### Given task
Every line of the data must be copied exactly.

◇ ◇ ◇ ◇ ◇ ◇ ◇

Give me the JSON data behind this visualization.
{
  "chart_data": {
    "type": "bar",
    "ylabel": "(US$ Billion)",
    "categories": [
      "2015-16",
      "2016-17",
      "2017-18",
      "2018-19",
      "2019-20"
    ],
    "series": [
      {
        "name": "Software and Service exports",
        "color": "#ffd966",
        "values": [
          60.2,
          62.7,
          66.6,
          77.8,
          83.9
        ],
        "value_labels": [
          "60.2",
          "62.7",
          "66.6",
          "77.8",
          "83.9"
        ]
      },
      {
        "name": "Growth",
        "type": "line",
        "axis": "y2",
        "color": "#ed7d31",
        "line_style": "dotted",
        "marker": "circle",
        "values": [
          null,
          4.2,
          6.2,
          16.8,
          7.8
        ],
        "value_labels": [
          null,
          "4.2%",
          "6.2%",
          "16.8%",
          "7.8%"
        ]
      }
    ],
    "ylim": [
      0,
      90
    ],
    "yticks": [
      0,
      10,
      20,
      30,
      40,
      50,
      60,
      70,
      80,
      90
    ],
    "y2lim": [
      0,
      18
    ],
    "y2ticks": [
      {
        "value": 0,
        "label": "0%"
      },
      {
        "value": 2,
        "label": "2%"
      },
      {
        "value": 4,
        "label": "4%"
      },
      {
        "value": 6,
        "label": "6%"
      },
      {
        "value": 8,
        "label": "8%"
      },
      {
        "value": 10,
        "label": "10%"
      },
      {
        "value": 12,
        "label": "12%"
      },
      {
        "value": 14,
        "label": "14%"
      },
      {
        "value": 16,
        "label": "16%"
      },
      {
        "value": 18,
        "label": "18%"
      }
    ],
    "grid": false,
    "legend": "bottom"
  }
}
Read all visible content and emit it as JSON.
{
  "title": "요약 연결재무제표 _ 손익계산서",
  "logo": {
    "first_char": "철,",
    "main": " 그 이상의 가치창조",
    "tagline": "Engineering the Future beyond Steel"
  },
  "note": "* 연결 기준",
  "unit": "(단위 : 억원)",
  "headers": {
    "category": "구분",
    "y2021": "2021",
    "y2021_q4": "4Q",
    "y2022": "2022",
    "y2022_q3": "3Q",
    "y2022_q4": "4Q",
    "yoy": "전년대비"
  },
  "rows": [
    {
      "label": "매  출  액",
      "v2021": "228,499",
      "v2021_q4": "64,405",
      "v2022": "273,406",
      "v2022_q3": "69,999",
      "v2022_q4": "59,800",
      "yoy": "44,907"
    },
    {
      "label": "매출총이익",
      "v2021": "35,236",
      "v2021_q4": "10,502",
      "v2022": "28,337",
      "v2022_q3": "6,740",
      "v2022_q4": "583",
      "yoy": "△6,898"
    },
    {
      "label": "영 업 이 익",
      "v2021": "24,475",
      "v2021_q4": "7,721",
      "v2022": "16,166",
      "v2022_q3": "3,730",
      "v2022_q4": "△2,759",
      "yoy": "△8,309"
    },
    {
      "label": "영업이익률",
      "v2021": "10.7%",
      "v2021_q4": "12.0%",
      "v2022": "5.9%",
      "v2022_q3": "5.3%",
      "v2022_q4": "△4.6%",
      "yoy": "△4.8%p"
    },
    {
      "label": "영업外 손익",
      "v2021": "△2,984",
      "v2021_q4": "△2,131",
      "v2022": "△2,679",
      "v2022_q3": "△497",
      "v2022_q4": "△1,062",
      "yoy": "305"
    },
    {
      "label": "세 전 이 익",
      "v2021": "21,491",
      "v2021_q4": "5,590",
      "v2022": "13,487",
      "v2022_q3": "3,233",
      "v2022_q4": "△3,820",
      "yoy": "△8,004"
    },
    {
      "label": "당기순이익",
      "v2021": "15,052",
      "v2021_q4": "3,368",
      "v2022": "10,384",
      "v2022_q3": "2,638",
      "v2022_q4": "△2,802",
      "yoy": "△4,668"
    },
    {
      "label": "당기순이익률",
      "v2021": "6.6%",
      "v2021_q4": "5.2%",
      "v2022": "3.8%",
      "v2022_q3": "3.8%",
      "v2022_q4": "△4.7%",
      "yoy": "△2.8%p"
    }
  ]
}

◇ ◇ ◇ ◇ ◇ ◇ ◇

### Finished task
Give me the JSON data behind this visualization.
{
  "chart_data": {
    "type": "bar",
    "ylabel": "(US$ Billion)",
    "categories": [
      "2015-16",
      "2016-17",
      "2017-18",
      "2018-19",
      "2019-20"
    ],
    "series": [
      {
        "name": "Software and Service exports",
        "color": "#ffd966",
        "values": [
          60.2,
          62.7,
          66.6,
          77.8,
          83.9
        ],
        "value_labels": [
          "60.2",
          "62.7",
          "66.6",
          "77.8",
          "83.9"
        ]
      },
      {
        "name": "Growth",
        "type": "line",
        "axis": "y2",
        "color": "#ed7d31",
        "line_style": "dotted",
        "marker": "circle",
        "values": [
          null,
          4.2,
          6.2,
          16.8,
          7.8
        ],
        "value_labels": [
          null,
          "4.2%",
          "6.2%",
          "16.8%",
          "7.8%"
        ]
      }
    ],
    "ylim": [
      0,
      90
    ],
    "yticks": [
      0,
      10,
      20,
      30,
      40,
      50,
      60,
      70,
      80,
      90
    ],
    "y2lim": [
      0,
      18
    ],
    "y2ticks": [
      {
        "value": 0,
        "label": "0%"
      },
      {
        "value": 2,
        "label": "2%"
      },
      {
        "value": 4,
        "label": "4%"
      },
      {
        "value": 6,
        "label": "6%"
      },
      {
        "value": 8,
        "label": "8%"
      },
      {
        "value": 10,
        "label": "10%"
      },
      {
        "value": 12,
        "label": "12%"
      },
      {
        "value": 14,
        "label": "14%"
      },
      {
        "value": 16,
        "label": "16%"
      },
      {
        "value": 18,
        "label": "18%"
      }
    ],
    "grid": false,
    "legend": "bottom"
  }
}
Read all visible content and emit it as JSON.
{
  "title": "요약 연결재무제표 _ 손익계산서",
  "logo": {
    "first_char": "철,",
    "main": " 그 이상의 가치창조",
    "tagline": "Engineering the Future beyond Steel"
  },
  "note": "* 연결 기준",
  "unit": "(단위 : 억원)",
  "headers": {
    "category": "구분",
    "y2021": "2021",
    "y2021_q4": "4Q",
    "y2022": "2022",
    "y2022_q3": "3Q",
    "y2022_q4": "4Q",
    "yoy": "전년대비"
  },
  "rows": [
    {
      "label": "매  출  액",
      "v2021": "228,499",
      "v2021_q4": "64,405",
      "v2022": "273,406",
      "v2022_q3": "69,999",
      "v2022_q4": "59,800",
      "yoy": "44,907"
    },
    {
      "label": "매출총이익",
      "v2021": "35,236",
      "v2021_q4": "10,502",
      "v2022": "28,337",
      "v2022_q3": "6,740",
      "v2022_q4": "583",
      "yoy": "△6,898"
    },
    {
      "label": "영 업 이 익",
      "v2021": "24,475",
      "v2021_q4": "7,721",
      "v2022": "16,166",
      "v2022_q3": "3,730",
      "v2022_q4": "△2,759",
      "yoy": "△8,309"
    },
    {
      "label": "영업이익률",
      "v2021": "10.7%",
      "v2021_q4": "12.0%",
      "v2022": "5.9%",
      "v2022_q3": "5.3%",
      "v2022_q4": "△4.6%",
      "yoy": "△4.8%p"
    },
    {
      "label": "영업外 손익",
      "v2021": "△2,984",
      "v2021_q4": "△2,131",
      "v2022": "△2,679",
      "v2022_q3": "△497",
      "v2022_q4": "△1,062",
      "yoy": "305"
    },
    {
      "label": "세 전 이 익",
      "v2021": "21,491",
      "v2021_q4": "5,590",
      "v2022": "13,487",
      "v2022_q3": "3,233",
      "v2022_q4": "△3,820",
      "yoy": "△8,004"
    },
    {
      "label": "당기순이익",
      "v2021": "15,052",
      "v2021_q4": "3,368",
      "v2022": "10,384",
      "v2022_q3": "2,638",
      "v2022_q4": "△2,802",
      "yoy": "△4,668"
    },
    {
      "label": "당기순이익률",
      "v2021": "6.6%",
      "v2021_q4": "5.2%",
      "v2022": "3.8%",
      "v2022_q3": "3.8%",
      "v2022_q4": "△4.7%",
      "yoy": "△2.8%p"
    }
  ]
}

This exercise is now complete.